**Requirement**.
Would it be possible to write out each entry below exactly, without the pictures?

___ Supplied records ___

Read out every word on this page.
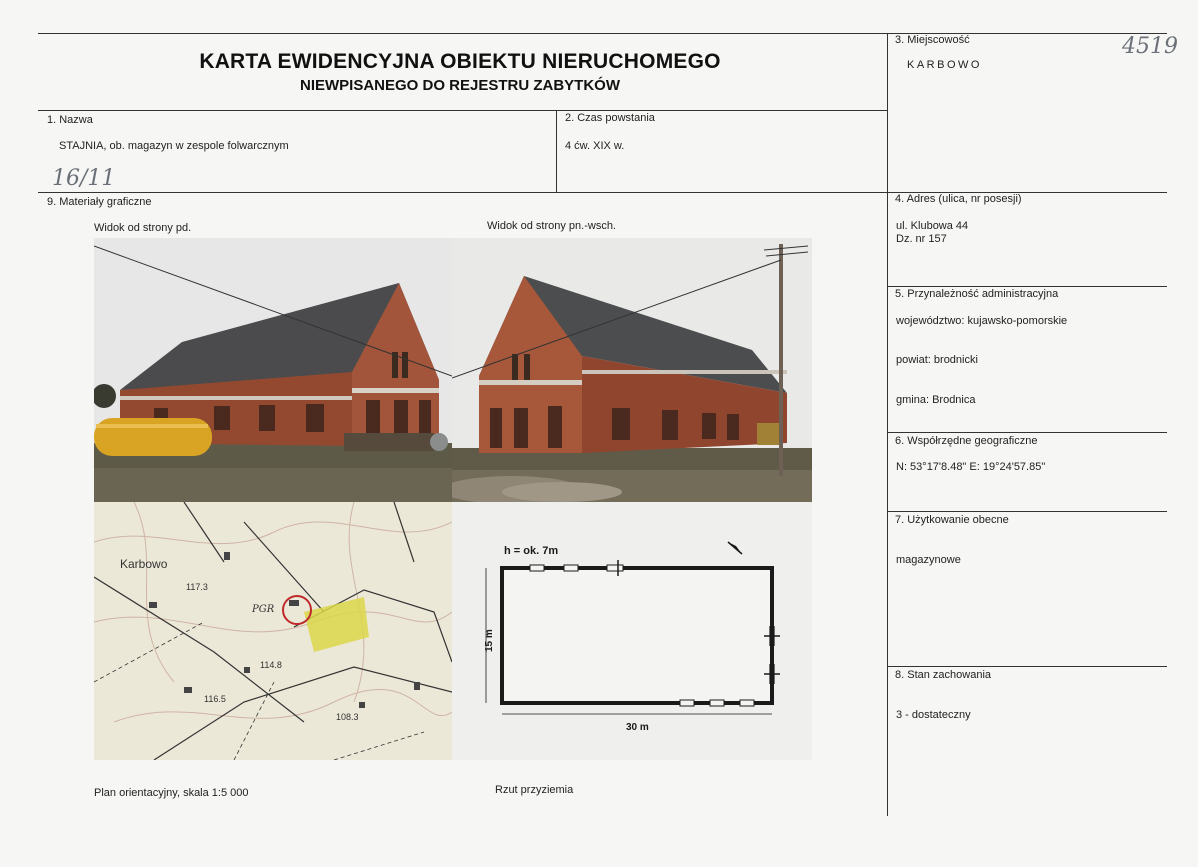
KARTA EWIDENCYJNA OBIEKTU NIERUCHOMEGO
NIEWPISANEGO DO REJESTRU ZABYTKÓW
4519
16/11
1. Nazwa
STAJNIA, ob. magazyn w zespole folwarcznym
2. Czas powstania
4 ćw. XIX w.
3. Miejscowość
KARBOWO
4. Adres (ulica, nr posesji)
ul. Klubowa 44
Dz. nr 157
5. Przynależność administracyjna
województwo: kujawsko-pomorskie
powiat: brodnicki
gmina: Brodnica
6. Współrzędne geograficzne
N: 53°17'8.48" E: 19°24'57.85"
7. Użytkowanie obecne
magazynowe
8. Stan zachowania
3 - dostateczny
9. Materiały graficzne
Widok od strony pd.	Widok od strony pn.-wsch.
Plan orientacyjny, skala 1:5 000	Rzut przyziemia
Karbowo
PGR
117.3
114.8
116.5
108.3
h = ok. 7m
30 m
15 m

___

**Answer in full**.
Read out every word on this page.
KARTA EWIDENCYJNA OBIEKTU NIERUCHOMEGO
NIEWPISANEGO DO REJESTRU ZABYTKÓW
4519
16/11
1. Nazwa
STAJNIA, ob. magazyn w zespole folwarcznym
2. Czas powstania
4 ćw. XIX w.
3. Miejscowość
KARBOWO
4. Adres (ulica, nr posesji)
ul. Klubowa 44
Dz. nr 157
5. Przynależność administracyjna
województwo: kujawsko-pomorskie
powiat: brodnicki
gmina: Brodnica
6. Współrzędne geograficzne
N: 53°17'8.48" E: 19°24'57.85"
7. Użytkowanie obecne
magazynowe
8. Stan zachowania
3 - dostateczny
9. Materiały graficzne
Widok od strony pd.	Widok od strony pn.-wsch.
Plan orientacyjny, skala 1:5 000	Rzut przyziemia
Karbowo
PGR
117.3
114.8
116.5
108.3
h = ok. 7m
30 m
15 m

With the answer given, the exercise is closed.